• **Task brief**: Extract from the listing each line in which the word "clipboard" appears.

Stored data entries
- - -

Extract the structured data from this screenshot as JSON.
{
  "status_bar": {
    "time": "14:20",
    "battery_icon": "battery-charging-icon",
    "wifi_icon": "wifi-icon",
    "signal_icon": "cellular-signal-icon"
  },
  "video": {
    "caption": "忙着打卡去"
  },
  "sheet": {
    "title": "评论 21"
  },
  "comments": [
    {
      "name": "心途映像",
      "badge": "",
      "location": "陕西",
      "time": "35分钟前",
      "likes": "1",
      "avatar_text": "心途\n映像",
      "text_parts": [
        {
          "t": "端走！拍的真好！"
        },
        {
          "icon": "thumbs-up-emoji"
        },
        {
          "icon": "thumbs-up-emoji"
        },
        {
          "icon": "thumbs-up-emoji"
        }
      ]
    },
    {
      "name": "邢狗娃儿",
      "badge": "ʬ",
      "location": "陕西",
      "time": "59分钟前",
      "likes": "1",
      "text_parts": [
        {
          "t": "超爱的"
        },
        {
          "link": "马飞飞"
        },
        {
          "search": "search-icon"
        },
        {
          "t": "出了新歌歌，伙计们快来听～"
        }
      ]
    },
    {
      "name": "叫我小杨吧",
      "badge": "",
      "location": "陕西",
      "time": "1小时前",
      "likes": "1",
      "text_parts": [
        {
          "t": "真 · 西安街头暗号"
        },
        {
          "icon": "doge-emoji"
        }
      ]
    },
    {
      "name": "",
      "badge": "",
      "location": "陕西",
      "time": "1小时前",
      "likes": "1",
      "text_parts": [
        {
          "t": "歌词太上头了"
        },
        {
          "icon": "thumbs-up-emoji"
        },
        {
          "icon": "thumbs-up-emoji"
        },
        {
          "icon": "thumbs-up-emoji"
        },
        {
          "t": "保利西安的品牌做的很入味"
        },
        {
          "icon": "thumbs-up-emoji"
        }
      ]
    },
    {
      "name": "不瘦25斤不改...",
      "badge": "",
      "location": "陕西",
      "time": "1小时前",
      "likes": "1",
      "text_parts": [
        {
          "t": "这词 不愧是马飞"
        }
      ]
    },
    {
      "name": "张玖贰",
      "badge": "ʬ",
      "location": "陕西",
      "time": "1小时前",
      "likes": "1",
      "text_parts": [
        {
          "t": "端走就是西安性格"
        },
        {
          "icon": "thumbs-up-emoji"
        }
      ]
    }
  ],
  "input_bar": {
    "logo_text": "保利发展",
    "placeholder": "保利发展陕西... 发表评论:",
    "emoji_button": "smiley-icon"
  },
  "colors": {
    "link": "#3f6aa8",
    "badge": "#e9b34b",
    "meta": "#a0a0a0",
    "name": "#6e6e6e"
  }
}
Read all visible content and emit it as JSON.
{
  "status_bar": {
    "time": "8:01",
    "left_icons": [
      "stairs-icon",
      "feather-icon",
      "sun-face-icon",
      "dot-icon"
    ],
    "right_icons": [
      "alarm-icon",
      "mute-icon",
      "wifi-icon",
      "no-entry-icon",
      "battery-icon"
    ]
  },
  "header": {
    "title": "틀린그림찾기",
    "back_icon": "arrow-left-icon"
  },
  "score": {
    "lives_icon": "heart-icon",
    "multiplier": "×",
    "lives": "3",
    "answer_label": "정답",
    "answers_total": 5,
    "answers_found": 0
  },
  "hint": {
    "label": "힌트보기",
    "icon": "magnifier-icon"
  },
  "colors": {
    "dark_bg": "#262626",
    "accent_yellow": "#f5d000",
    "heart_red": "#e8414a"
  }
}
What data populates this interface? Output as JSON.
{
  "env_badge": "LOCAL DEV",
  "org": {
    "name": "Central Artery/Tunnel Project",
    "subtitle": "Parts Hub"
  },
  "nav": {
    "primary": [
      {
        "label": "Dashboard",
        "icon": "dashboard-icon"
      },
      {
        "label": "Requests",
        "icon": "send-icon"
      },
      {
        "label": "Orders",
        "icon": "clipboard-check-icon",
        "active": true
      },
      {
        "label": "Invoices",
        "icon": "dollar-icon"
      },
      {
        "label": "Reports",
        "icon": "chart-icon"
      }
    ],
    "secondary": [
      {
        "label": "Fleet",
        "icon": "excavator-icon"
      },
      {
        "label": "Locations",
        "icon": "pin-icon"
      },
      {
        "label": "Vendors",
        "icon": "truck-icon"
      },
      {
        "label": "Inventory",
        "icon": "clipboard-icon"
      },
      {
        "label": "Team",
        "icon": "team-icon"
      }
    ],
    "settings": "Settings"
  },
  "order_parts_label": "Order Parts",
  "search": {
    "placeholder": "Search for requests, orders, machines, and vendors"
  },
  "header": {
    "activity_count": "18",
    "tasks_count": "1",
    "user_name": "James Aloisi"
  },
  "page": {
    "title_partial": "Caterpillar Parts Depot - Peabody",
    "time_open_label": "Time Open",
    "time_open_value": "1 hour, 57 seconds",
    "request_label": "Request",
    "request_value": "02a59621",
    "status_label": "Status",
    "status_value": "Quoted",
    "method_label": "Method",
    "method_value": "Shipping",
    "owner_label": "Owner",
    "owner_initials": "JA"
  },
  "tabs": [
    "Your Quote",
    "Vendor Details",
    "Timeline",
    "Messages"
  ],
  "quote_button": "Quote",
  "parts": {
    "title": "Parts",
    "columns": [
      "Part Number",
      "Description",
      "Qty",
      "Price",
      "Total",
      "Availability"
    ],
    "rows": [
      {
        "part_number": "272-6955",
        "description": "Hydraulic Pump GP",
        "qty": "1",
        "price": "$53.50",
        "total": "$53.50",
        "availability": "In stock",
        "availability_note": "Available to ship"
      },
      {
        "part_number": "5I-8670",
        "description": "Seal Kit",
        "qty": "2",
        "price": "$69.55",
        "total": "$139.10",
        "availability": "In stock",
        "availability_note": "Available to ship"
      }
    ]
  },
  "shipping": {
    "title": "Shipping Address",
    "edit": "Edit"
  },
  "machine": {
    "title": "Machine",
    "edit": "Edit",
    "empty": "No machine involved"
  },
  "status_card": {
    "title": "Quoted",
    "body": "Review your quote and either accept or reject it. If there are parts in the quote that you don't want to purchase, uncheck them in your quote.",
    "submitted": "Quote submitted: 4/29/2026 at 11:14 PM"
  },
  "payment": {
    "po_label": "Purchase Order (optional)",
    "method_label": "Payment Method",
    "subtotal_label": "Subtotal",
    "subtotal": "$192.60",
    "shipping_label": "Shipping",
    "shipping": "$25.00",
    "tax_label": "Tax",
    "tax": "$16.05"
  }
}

- - -

• **Final result**:
        "icon": "clipboard-check-icon",
        "icon": "clipboard-icon"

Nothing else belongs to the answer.